■ **Items from a data source**:
--- Begin ---

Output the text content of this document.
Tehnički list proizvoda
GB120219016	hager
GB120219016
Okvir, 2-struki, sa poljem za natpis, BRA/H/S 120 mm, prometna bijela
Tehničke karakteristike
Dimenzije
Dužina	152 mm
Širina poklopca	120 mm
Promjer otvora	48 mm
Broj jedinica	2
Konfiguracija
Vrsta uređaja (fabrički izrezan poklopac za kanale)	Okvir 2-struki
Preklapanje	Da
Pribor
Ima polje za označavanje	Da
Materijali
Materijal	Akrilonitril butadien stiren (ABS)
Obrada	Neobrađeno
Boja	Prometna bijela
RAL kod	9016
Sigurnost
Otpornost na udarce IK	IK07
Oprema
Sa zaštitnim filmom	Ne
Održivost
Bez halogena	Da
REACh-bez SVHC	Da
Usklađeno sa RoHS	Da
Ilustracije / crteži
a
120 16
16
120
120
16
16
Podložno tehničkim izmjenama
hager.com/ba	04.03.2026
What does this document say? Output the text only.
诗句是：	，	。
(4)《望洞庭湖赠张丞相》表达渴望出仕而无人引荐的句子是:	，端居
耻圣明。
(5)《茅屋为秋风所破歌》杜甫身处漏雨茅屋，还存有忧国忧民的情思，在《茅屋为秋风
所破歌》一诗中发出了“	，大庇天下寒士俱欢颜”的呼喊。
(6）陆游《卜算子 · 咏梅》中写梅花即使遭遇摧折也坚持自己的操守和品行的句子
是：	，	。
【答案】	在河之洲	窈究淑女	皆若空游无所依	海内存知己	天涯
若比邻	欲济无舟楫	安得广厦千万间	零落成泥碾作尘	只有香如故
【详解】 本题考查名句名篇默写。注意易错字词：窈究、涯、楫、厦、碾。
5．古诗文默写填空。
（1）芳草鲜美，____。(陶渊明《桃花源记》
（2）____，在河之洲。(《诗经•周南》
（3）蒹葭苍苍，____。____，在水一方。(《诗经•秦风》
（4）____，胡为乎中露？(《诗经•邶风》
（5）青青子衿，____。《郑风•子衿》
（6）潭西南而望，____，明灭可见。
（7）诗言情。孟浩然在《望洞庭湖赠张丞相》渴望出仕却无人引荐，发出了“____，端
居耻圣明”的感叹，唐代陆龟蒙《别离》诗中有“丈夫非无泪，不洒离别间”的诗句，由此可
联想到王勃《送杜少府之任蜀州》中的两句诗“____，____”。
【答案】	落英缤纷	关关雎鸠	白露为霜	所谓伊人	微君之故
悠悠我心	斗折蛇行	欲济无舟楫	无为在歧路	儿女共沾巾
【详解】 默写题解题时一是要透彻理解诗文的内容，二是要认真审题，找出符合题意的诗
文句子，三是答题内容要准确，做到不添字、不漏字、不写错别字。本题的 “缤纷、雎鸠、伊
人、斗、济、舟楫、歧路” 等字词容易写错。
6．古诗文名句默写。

--- End ---

■ **DIRECTION**:
Copy each line of the records containing the string "Okvir".

■ **RESPONSE TO THE EXERCISE**:
Okvir, 2-struki, sa poljem za natpis, BRA/H/S 120 mm, prometna bijela
Vrsta uređaja (fabrički izrezan poklopac za kanale)	Okvir 2-struki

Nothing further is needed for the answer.